→ **Work to be completed**
Locate each line holding the string "JSON" and copy it.

→ **Rows**

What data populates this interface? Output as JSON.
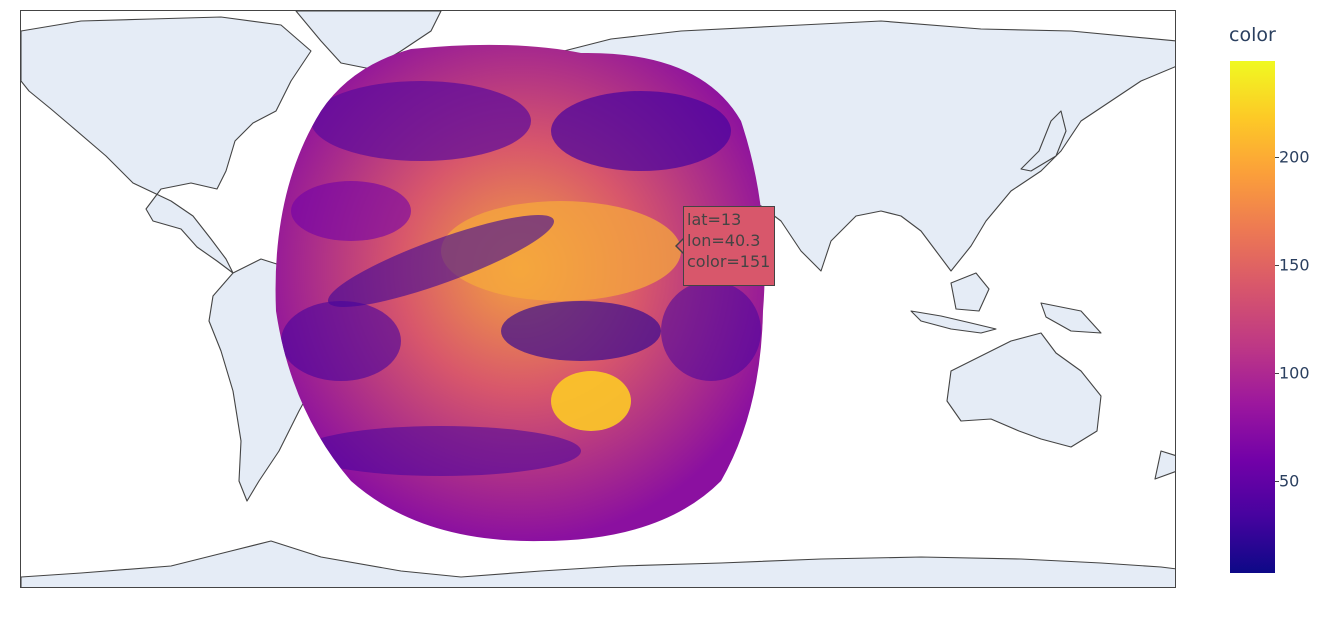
{
  "map": {
    "projection": "equirectangular",
    "land_color": "#e5ecf6",
    "coastline_color": "#444444",
    "ocean_color": "#ffffff"
  },
  "data_layer": {
    "type": "scattergeo-image",
    "colorscale": [
      "#0d0887",
      "#46039f",
      "#7201a8",
      "#9c179e",
      "#bd3786",
      "#d8576b",
      "#ed7953",
      "#fb9f3a",
      "#fdca26",
      "#f0f921"
    ],
    "color_range": [
      7,
      245
    ]
  },
  "colorbar": {
    "title": "color",
    "ticks": [
      {
        "label": "50",
        "value": 50
      },
      {
        "label": "100",
        "value": 100
      },
      {
        "label": "150",
        "value": 150
      },
      {
        "label": "200",
        "value": 200
      }
    ]
  },
  "tooltip": {
    "lat": "lat=13",
    "lon": "lon=40.3",
    "color": "color=151",
    "background": "#d8576b"
  }
}
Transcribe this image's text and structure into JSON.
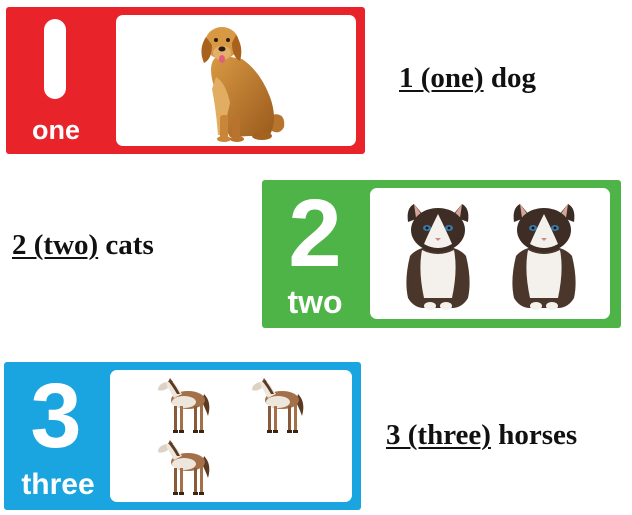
{
  "cards": [
    {
      "color": "#e8232a",
      "numeral": "1",
      "word": "one",
      "animal": "dog",
      "animal_count": 1
    },
    {
      "color": "#4eb447",
      "numeral": "2",
      "word": "two",
      "animal": "cat",
      "animal_count": 2
    },
    {
      "color": "#1ba5e0",
      "numeral": "3",
      "word": "three",
      "animal": "horse",
      "animal_count": 3
    }
  ],
  "captions": [
    {
      "underlined": "1 (one)",
      "rest": " dog"
    },
    {
      "underlined": "2 (two)",
      "rest": " cats"
    },
    {
      "underlined": "3 (three)",
      "rest": " horses"
    }
  ]
}
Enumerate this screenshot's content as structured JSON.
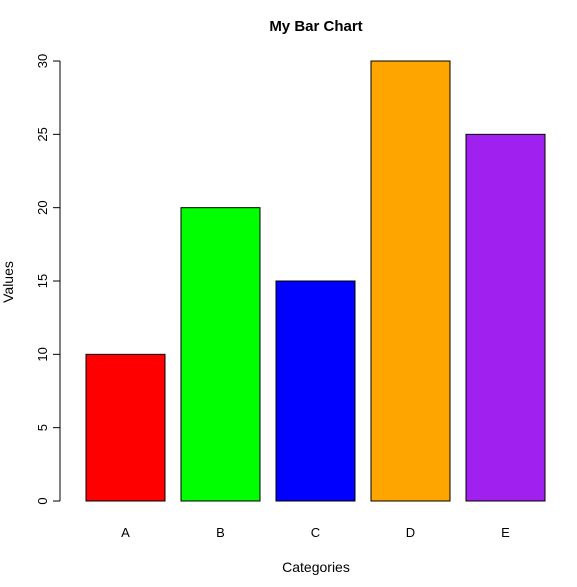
{
  "chart_data": {
    "type": "bar",
    "title": "My Bar Chart",
    "xlabel": "Categories",
    "ylabel": "Values",
    "categories": [
      "A",
      "B",
      "C",
      "D",
      "E"
    ],
    "values": [
      10,
      20,
      15,
      30,
      25
    ],
    "colors": [
      "#ff0000",
      "#00ff00",
      "#0000ff",
      "#ffa500",
      "#a020f0"
    ],
    "ylim": [
      0,
      30
    ],
    "yticks": [
      0,
      5,
      10,
      15,
      20,
      25,
      30
    ],
    "grid": false,
    "legend": "none"
  }
}
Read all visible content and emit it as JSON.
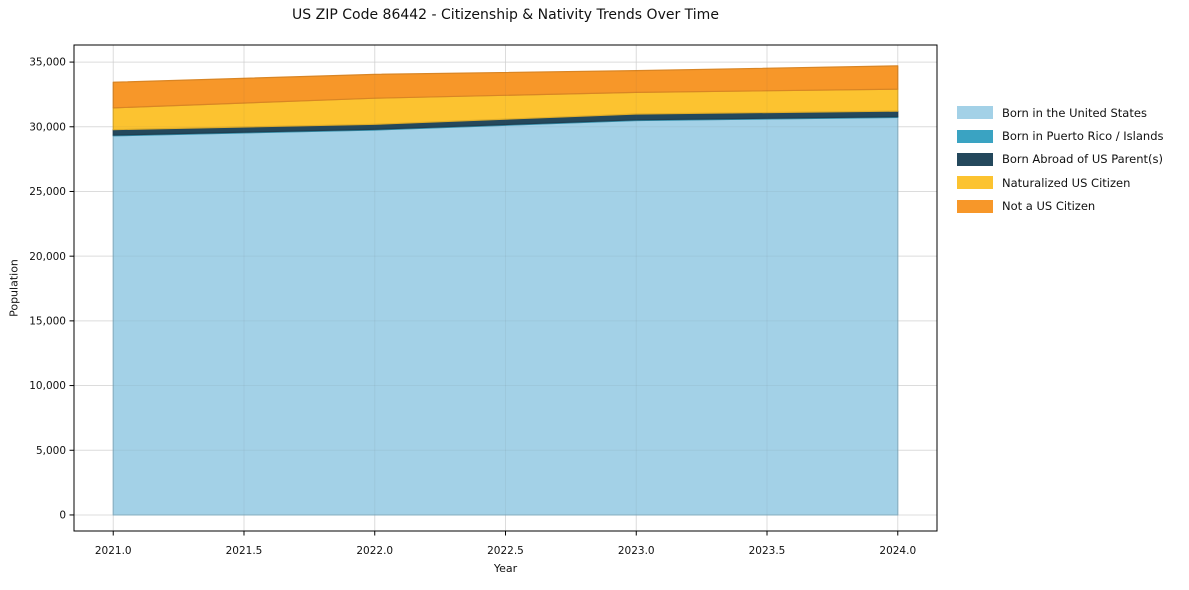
{
  "chart_data": {
    "type": "area",
    "stacked": true,
    "title": "US ZIP Code 86442 - Citizenship & Nativity Trends Over Time",
    "xlabel": "Year",
    "ylabel": "Population",
    "x": [
      2021,
      2022,
      2023,
      2024
    ],
    "series": [
      {
        "name": "Born in the United States",
        "color": "#a3d1e7",
        "values": [
          29300,
          29750,
          30480,
          30720
        ]
      },
      {
        "name": "Born in Puerto Rico / Islands",
        "color": "#3aa3c2",
        "values": [
          60,
          60,
          60,
          60
        ]
      },
      {
        "name": "Born Abroad of US Parent(s)",
        "color": "#24485c",
        "values": [
          420,
          380,
          450,
          430
        ]
      },
      {
        "name": "Naturalized US Citizen",
        "color": "#fcc330",
        "values": [
          1680,
          2020,
          1670,
          1700
        ]
      },
      {
        "name": "Not a US Citizen",
        "color": "#f79729",
        "values": [
          1980,
          1840,
          1680,
          1800
        ]
      }
    ],
    "xticks": [
      2021.0,
      2021.5,
      2022.0,
      2022.5,
      2023.0,
      2023.5,
      2024.0
    ],
    "xtick_labels": [
      "2021.0",
      "2021.5",
      "2022.0",
      "2022.5",
      "2023.0",
      "2023.5",
      "2024.0"
    ],
    "yticks": [
      0,
      5000,
      10000,
      15000,
      20000,
      25000,
      30000,
      35000
    ],
    "ytick_labels": [
      "0",
      "5,000",
      "10,000",
      "15,000",
      "20,000",
      "25,000",
      "30,000",
      "35,000"
    ],
    "xlim": [
      2020.85,
      2024.15
    ],
    "ylim": [
      -1240,
      36320
    ],
    "grid": true,
    "legend_position": "outside-right",
    "colors": {
      "grid": "#e7e7e7",
      "spine": "#000000",
      "text": "#111111"
    }
  }
}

→ **Task result**
What data populates this interface? Output as JSON.
Transcribe this image's text and structure into JSON.
Enumerate this screenshot's content as structured JSON.
Read all visible content and emit it as JSON.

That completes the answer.